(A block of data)
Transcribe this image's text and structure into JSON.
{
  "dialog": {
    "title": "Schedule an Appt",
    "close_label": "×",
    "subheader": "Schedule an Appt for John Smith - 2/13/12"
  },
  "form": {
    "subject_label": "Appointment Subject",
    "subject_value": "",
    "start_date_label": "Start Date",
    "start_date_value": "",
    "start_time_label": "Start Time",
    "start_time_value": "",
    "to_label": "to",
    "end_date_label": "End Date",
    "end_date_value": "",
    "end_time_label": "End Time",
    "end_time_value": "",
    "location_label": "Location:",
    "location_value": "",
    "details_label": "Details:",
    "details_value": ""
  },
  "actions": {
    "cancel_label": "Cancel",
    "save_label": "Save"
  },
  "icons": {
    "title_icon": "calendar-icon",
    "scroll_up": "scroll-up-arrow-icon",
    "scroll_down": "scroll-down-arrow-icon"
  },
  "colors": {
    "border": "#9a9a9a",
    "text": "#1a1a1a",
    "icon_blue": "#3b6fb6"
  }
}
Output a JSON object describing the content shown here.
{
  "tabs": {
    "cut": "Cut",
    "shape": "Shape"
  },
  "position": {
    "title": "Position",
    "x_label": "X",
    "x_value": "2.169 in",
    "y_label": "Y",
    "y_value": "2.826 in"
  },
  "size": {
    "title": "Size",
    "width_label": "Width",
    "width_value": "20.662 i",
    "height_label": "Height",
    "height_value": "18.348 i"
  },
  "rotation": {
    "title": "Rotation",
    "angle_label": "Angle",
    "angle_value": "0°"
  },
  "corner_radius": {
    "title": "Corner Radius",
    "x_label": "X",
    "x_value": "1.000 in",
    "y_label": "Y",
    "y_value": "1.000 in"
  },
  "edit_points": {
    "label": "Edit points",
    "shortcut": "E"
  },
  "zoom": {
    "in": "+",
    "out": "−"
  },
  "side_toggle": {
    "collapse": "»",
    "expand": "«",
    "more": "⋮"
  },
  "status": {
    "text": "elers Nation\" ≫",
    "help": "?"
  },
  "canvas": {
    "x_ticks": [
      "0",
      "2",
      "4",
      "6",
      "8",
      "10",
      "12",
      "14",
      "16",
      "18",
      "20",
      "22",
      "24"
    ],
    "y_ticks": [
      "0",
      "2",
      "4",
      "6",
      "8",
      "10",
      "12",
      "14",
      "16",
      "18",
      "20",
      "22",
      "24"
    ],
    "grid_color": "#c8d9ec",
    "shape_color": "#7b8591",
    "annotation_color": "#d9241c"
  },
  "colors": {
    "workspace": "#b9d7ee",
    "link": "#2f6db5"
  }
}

» **SHORT EXERCISE**
Transcribe every entry exactly, omitting nothing.

» **WRITTEN RESPONSE**
Transcribe this image's text and structure into JSON.
{
  "dialog": {
    "title": "Schedule an Appt",
    "close_label": "×",
    "subheader": "Schedule an Appt for John Smith - 2/13/12"
  },
  "form": {
    "subject_label": "Appointment Subject",
    "subject_value": "",
    "start_date_label": "Start Date",
    "start_date_value": "",
    "start_time_label": "Start Time",
    "start_time_value": "",
    "to_label": "to",
    "end_date_label": "End Date",
    "end_date_value": "",
    "end_time_label": "End Time",
    "end_time_value": "",
    "location_label": "Location:",
    "location_value": "",
    "details_label": "Details:",
    "details_value": ""
  },
  "actions": {
    "cancel_label": "Cancel",
    "save_label": "Save"
  },
  "icons": {
    "title_icon": "calendar-icon",
    "scroll_up": "scroll-up-arrow-icon",
    "scroll_down": "scroll-down-arrow-icon"
  },
  "colors": {
    "border": "#9a9a9a",
    "text": "#1a1a1a",
    "icon_blue": "#3b6fb6"
  }
}
Output a JSON object describing the content shown here.
{
  "tabs": {
    "cut": "Cut",
    "shape": "Shape"
  },
  "position": {
    "title": "Position",
    "x_label": "X",
    "x_value": "2.169 in",
    "y_label": "Y",
    "y_value": "2.826 in"
  },
  "size": {
    "title": "Size",
    "width_label": "Width",
    "width_value": "20.662 i",
    "height_label": "Height",
    "height_value": "18.348 i"
  },
  "rotation": {
    "title": "Rotation",
    "angle_label": "Angle",
    "angle_value": "0°"
  },
  "corner_radius": {
    "title": "Corner Radius",
    "x_label": "X",
    "x_value": "1.000 in",
    "y_label": "Y",
    "y_value": "1.000 in"
  },
  "edit_points": {
    "label": "Edit points",
    "shortcut": "E"
  },
  "zoom": {
    "in": "+",
    "out": "−"
  },
  "side_toggle": {
    "collapse": "»",
    "expand": "«",
    "more": "⋮"
  },
  "status": {
    "text": "elers Nation\" ≫",
    "help": "?"
  },
  "canvas": {
    "x_ticks": [
      "0",
      "2",
      "4",
      "6",
      "8",
      "10",
      "12",
      "14",
      "16",
      "18",
      "20",
      "22",
      "24"
    ],
    "y_ticks": [
      "0",
      "2",
      "4",
      "6",
      "8",
      "10",
      "12",
      "14",
      "16",
      "18",
      "20",
      "22",
      "24"
    ],
    "grid_color": "#c8d9ec",
    "shape_color": "#7b8591",
    "annotation_color": "#d9241c"
  },
  "colors": {
    "workspace": "#b9d7ee",
    "link": "#2f6db5"
  }
}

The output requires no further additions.